**Brief**
Make an exact transcription of the material, leaving out all images.

** Begin Supplied data **

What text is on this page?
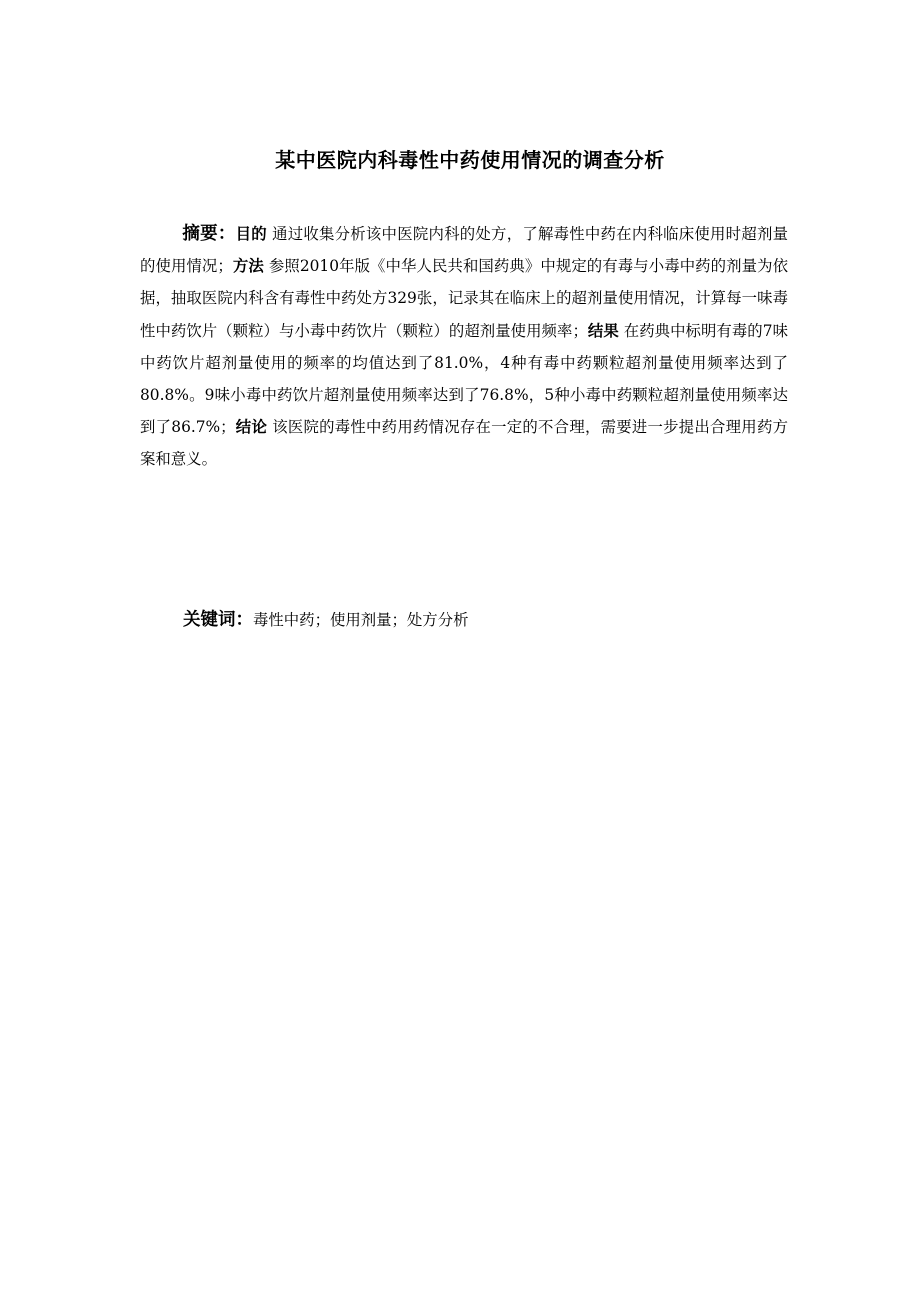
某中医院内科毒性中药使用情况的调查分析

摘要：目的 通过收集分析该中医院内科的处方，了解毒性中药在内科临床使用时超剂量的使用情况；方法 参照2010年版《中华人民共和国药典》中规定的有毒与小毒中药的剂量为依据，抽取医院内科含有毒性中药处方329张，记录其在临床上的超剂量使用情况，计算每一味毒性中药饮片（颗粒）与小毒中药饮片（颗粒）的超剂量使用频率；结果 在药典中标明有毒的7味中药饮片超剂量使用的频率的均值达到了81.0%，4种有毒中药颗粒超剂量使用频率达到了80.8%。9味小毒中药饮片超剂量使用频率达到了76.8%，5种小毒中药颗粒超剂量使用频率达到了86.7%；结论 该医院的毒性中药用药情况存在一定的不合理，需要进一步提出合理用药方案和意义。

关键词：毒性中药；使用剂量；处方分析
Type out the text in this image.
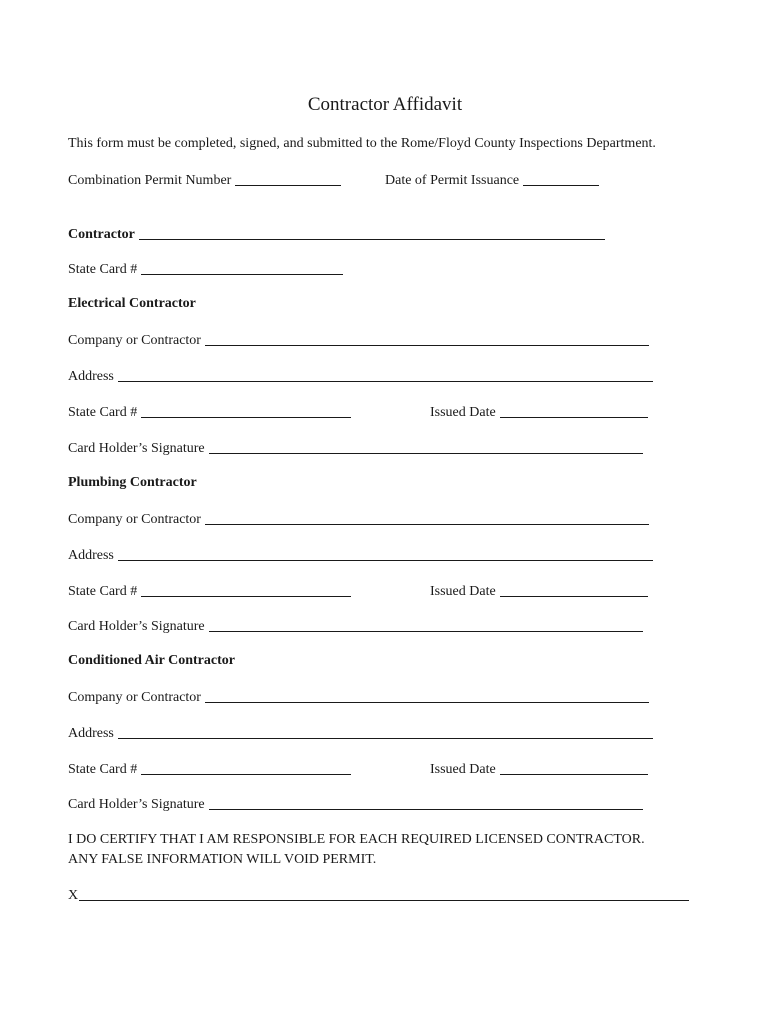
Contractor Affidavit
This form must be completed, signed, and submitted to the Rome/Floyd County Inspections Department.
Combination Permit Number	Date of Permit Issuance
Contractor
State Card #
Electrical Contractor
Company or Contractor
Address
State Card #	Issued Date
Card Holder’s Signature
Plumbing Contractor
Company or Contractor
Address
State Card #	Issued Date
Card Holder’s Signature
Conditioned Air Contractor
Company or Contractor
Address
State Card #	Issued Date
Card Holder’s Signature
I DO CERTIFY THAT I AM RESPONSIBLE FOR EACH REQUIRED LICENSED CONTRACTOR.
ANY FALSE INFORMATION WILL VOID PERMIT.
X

** End Supplied data **

**The solution**
What text is on this page?
某中医院内科毒性中药使用情况的调查分析

摘要：目的 通过收集分析该中医院内科的处方，了解毒性中药在内科临床使用时超剂量的使用情况；方法 参照2010年版《中华人民共和国药典》中规定的有毒与小毒中药的剂量为依据，抽取医院内科含有毒性中药处方329张，记录其在临床上的超剂量使用情况，计算每一味毒性中药饮片（颗粒）与小毒中药饮片（颗粒）的超剂量使用频率；结果 在药典中标明有毒的7味中药饮片超剂量使用的频率的均值达到了81.0%，4种有毒中药颗粒超剂量使用频率达到了80.8%。9味小毒中药饮片超剂量使用频率达到了76.8%，5种小毒中药颗粒超剂量使用频率达到了86.7%；结论 该医院的毒性中药用药情况存在一定的不合理，需要进一步提出合理用药方案和意义。

关键词：毒性中药；使用剂量；处方分析
Type out the text in this image.
Contractor Affidavit
This form must be completed, signed, and submitted to the Rome/Floyd County Inspections Department.
Combination Permit Number	Date of Permit Issuance
Contractor
State Card #
Electrical Contractor
Company or Contractor
Address
State Card #	Issued Date
Card Holder’s Signature
Plumbing Contractor
Company or Contractor
Address
State Card #	Issued Date
Card Holder’s Signature
Conditioned Air Contractor
Company or Contractor
Address
State Card #	Issued Date
Card Holder’s Signature
I DO CERTIFY THAT I AM RESPONSIBLE FOR EACH REQUIRED LICENSED CONTRACTOR.
ANY FALSE INFORMATION WILL VOID PERMIT.
X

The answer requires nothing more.